- WHAT IS ASKED: Identify the lines that include the word "this", then copy all of them.

(Rows from a dataset)

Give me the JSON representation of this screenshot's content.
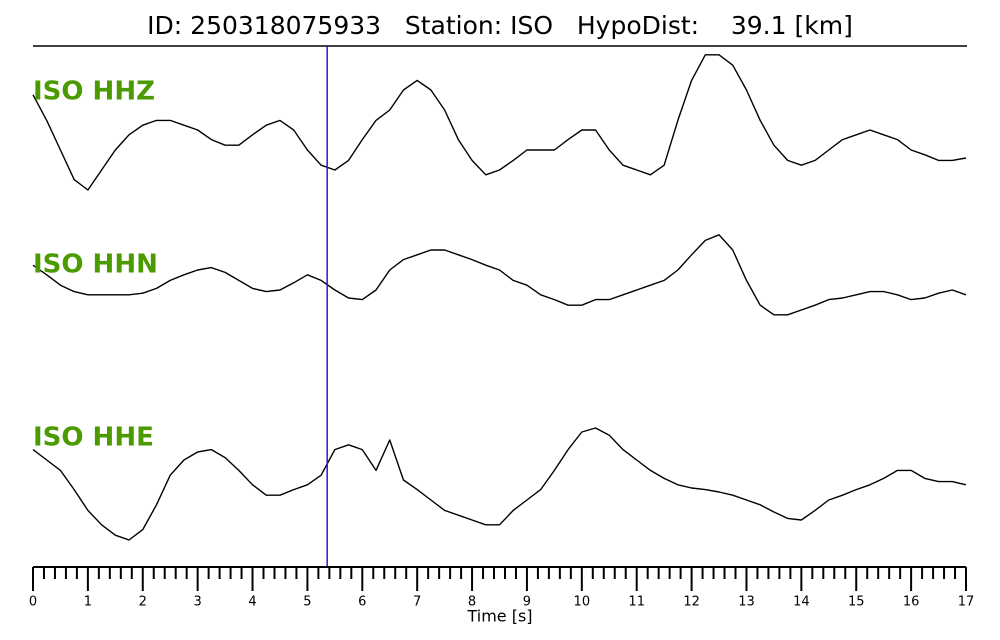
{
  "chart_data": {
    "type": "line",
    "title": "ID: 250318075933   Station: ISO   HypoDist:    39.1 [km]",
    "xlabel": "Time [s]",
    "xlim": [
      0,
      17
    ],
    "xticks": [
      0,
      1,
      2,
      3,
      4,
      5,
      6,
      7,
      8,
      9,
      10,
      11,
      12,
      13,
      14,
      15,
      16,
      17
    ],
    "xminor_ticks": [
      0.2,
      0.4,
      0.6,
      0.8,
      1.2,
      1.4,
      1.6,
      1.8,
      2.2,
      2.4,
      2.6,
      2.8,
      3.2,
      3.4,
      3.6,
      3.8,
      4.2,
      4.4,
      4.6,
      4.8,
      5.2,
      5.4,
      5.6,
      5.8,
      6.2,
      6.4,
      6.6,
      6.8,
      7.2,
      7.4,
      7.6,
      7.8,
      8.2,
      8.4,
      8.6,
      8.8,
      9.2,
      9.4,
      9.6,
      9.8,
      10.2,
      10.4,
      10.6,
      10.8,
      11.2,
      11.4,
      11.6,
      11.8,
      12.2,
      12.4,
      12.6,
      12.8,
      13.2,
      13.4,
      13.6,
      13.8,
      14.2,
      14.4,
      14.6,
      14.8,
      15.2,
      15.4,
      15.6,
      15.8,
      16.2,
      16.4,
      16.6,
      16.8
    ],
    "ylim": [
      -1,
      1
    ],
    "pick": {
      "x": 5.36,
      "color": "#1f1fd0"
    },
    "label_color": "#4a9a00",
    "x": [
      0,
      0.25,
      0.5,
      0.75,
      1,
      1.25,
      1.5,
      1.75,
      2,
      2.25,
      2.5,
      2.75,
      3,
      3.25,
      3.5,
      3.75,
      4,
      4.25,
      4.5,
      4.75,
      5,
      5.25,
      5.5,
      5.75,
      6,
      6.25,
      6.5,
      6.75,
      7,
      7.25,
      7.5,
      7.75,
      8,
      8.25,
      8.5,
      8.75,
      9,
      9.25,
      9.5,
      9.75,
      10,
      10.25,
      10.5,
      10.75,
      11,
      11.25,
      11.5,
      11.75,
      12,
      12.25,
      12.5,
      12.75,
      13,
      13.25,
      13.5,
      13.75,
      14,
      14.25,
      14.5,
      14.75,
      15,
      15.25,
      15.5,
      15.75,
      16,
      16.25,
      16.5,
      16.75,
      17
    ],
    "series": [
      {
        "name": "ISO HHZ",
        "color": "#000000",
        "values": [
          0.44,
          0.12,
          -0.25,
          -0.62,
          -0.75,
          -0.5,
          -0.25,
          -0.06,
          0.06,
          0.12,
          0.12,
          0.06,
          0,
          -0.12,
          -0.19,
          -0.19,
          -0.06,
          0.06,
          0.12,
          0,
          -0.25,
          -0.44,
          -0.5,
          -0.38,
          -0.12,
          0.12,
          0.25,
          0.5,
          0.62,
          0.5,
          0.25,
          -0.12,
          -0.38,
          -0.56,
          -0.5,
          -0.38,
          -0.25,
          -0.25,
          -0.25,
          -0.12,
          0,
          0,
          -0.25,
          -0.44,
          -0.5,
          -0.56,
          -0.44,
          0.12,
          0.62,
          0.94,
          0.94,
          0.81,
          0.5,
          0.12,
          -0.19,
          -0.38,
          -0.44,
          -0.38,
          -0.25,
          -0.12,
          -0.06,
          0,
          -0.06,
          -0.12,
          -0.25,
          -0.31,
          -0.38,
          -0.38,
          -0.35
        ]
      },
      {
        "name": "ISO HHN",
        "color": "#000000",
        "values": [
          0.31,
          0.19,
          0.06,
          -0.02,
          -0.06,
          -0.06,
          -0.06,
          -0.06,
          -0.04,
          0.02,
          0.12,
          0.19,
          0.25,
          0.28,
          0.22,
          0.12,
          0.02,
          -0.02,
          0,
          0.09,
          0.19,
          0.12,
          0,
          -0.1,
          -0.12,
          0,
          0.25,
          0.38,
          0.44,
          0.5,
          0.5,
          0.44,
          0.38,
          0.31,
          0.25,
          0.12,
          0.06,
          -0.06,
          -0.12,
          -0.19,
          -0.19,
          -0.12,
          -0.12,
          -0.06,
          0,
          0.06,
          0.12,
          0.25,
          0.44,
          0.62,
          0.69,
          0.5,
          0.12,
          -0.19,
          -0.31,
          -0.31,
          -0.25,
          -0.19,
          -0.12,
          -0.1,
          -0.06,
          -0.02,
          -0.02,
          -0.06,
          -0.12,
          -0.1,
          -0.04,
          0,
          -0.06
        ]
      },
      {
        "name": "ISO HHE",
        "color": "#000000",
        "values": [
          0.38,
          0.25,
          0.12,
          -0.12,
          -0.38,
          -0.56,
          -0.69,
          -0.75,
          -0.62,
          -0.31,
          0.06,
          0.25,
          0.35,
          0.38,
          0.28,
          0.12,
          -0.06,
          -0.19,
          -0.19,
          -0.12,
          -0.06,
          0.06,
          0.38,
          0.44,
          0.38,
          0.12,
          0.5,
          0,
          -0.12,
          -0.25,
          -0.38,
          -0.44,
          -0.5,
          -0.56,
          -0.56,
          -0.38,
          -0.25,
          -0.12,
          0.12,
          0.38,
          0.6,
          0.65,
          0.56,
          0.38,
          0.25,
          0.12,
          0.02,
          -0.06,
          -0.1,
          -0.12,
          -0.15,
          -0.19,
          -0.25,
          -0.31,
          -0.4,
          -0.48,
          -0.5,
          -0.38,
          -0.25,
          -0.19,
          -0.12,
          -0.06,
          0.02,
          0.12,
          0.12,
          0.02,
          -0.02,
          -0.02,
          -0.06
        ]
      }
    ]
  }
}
* * *
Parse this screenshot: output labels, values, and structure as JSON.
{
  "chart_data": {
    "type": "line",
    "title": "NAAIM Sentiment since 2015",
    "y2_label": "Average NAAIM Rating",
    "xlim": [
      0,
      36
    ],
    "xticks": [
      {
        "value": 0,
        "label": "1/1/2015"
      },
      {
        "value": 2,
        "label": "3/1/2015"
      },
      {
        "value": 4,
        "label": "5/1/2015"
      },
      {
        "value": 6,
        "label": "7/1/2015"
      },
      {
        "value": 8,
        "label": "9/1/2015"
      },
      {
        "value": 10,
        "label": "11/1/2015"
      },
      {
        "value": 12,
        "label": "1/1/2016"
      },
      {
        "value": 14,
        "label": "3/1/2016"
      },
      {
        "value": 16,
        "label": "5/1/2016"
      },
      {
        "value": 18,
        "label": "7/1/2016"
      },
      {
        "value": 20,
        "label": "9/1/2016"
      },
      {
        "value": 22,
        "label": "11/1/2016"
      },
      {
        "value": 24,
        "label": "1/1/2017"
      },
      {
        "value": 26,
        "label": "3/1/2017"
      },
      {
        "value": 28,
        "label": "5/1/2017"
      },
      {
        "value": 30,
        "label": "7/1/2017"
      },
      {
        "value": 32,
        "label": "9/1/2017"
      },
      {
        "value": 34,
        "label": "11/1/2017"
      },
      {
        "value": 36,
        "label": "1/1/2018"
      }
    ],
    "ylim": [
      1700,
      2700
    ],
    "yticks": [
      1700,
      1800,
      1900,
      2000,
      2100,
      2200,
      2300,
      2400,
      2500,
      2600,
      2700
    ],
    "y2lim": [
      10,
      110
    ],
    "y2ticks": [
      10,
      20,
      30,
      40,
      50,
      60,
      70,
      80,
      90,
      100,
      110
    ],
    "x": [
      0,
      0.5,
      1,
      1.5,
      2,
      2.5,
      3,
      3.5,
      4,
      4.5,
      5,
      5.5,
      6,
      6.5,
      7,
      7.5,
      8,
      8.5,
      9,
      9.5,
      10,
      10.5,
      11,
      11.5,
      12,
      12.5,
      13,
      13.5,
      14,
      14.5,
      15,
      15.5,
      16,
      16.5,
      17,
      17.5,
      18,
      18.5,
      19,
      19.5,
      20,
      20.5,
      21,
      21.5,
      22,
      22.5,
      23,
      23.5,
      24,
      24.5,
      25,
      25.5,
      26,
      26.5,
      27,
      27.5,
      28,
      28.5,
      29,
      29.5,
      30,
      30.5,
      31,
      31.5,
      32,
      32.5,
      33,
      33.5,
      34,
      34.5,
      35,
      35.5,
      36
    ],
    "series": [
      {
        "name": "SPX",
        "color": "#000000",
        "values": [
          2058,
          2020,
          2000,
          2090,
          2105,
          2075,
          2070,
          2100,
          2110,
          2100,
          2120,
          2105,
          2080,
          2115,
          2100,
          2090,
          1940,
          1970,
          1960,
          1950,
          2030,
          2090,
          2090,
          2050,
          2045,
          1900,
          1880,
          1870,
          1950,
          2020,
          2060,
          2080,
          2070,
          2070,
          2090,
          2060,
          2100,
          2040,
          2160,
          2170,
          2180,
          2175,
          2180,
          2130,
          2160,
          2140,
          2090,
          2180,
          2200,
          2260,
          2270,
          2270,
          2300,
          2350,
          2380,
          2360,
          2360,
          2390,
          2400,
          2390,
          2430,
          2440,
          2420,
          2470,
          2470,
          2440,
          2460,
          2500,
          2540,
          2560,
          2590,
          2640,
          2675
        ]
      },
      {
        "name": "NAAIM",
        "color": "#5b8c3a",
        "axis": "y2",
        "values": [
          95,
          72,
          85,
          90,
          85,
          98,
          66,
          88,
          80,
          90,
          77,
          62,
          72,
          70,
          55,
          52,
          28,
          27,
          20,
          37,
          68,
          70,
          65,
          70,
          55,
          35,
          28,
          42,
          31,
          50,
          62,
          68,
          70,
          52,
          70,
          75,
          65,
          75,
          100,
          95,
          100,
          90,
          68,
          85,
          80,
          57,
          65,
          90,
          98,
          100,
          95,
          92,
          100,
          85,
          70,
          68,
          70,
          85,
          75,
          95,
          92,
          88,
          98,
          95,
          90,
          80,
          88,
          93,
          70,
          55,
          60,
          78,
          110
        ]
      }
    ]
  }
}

- EXERCISE SOLUTION:
Give me the JSON representation of this screenshot's content.
Parse this screenshot: output labels, values, and structure as JSON.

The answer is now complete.